> What you are asked to do: Give back a single number, the count of lines containing the word "JSON".

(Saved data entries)
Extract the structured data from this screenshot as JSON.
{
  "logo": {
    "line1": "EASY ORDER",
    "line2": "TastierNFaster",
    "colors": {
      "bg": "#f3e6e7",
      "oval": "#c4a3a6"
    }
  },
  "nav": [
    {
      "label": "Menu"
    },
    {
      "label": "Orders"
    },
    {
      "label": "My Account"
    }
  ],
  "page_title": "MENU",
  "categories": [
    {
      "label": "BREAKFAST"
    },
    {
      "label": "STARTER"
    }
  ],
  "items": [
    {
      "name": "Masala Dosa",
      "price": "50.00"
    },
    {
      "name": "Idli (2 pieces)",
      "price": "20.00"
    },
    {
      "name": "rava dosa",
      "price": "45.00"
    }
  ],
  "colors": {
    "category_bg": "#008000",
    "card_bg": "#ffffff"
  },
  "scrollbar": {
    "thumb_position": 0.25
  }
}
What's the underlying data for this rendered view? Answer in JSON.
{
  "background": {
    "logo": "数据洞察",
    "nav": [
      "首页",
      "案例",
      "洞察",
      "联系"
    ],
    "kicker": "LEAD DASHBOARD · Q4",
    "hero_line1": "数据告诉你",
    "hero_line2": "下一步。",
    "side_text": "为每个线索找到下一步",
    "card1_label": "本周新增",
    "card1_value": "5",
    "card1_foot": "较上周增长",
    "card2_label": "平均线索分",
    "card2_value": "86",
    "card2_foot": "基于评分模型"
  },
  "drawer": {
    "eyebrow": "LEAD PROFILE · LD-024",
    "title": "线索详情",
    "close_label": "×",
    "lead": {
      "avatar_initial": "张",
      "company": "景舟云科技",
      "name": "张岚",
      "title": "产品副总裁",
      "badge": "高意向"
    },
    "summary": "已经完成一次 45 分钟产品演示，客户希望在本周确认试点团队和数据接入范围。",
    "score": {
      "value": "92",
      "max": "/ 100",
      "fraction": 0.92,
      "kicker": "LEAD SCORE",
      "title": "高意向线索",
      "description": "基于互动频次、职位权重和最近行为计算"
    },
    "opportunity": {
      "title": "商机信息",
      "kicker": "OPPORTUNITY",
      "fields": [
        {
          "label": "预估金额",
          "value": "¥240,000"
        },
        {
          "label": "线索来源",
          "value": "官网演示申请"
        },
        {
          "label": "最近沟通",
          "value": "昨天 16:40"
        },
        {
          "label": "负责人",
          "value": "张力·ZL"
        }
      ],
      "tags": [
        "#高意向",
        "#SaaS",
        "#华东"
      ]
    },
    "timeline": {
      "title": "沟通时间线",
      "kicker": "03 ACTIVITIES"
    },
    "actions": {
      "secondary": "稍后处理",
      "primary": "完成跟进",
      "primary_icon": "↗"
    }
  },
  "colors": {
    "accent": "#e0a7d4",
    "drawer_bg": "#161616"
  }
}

> Completed exercise: 2